**Directions for this task:** Extract each line of the records below that contains the word "ΔABC".
────
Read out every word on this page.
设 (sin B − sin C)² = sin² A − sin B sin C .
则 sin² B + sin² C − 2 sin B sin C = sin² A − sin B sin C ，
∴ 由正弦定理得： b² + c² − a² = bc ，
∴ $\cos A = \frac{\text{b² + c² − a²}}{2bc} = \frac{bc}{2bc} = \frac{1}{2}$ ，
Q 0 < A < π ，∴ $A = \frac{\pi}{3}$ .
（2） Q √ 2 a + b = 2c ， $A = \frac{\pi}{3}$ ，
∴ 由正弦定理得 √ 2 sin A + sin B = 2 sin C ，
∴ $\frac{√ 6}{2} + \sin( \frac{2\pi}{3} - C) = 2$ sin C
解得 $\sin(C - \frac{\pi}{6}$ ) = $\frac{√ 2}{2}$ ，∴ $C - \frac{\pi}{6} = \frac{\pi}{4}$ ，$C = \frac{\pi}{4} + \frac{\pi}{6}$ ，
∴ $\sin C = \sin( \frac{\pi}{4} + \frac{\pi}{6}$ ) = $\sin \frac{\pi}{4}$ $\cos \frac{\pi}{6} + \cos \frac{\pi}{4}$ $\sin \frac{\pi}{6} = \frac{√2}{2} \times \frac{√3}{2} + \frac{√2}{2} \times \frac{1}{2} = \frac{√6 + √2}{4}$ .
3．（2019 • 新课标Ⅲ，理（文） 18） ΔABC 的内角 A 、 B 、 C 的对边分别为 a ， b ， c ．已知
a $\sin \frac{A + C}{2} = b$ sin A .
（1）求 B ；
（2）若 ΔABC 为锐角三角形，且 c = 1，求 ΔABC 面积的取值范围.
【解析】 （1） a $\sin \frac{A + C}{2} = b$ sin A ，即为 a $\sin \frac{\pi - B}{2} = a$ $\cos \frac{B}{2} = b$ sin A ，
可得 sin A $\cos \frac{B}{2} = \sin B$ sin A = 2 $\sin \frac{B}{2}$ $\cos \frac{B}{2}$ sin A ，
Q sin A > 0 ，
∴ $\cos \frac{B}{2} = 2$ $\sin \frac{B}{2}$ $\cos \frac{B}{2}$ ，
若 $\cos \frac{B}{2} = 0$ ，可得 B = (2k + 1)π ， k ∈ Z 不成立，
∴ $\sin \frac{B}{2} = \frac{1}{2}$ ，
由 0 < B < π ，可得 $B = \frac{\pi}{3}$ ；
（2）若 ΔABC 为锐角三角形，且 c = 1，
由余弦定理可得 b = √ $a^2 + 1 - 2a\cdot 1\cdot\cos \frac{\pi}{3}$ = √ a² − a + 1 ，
────
**Solved problem:**
3．（2019 • 新课标Ⅲ，理（文） 18） ΔABC 的内角 A 、 B 、 C 的对边分别为 a ， b ， c ．已知
（2）若 ΔABC 为锐角三角形，且 c = 1，求 ΔABC 面积的取值范围.
（2）若 ΔABC 为锐角三角形，且 c = 1，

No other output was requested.